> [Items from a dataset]
----

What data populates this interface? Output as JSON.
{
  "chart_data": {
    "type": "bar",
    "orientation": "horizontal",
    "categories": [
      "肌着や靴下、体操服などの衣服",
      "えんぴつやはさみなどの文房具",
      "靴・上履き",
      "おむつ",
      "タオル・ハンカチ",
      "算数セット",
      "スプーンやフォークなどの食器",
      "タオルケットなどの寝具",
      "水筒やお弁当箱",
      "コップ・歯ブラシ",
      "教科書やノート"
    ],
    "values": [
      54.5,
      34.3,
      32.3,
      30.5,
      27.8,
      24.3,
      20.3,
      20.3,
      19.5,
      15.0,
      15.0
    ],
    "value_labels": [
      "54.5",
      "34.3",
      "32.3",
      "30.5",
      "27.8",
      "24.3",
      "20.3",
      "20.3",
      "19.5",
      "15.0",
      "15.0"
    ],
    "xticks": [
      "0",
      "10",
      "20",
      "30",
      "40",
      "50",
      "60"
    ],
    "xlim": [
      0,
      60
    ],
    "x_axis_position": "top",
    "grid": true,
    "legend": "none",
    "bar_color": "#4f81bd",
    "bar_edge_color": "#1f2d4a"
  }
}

----

Print the records above exactly as they appear.

> [Written solution]
What data populates this interface? Output as JSON.
{
  "chart_data": {
    "type": "bar",
    "orientation": "horizontal",
    "categories": [
      "肌着や靴下、体操服などの衣服",
      "えんぴつやはさみなどの文房具",
      "靴・上履き",
      "おむつ",
      "タオル・ハンカチ",
      "算数セット",
      "スプーンやフォークなどの食器",
      "タオルケットなどの寝具",
      "水筒やお弁当箱",
      "コップ・歯ブラシ",
      "教科書やノート"
    ],
    "values": [
      54.5,
      34.3,
      32.3,
      30.5,
      27.8,
      24.3,
      20.3,
      20.3,
      19.5,
      15.0,
      15.0
    ],
    "value_labels": [
      "54.5",
      "34.3",
      "32.3",
      "30.5",
      "27.8",
      "24.3",
      "20.3",
      "20.3",
      "19.5",
      "15.0",
      "15.0"
    ],
    "xticks": [
      "0",
      "10",
      "20",
      "30",
      "40",
      "50",
      "60"
    ],
    "xlim": [
      0,
      60
    ],
    "x_axis_position": "top",
    "grid": true,
    "legend": "none",
    "bar_color": "#4f81bd",
    "bar_edge_color": "#1f2d4a"
  }
}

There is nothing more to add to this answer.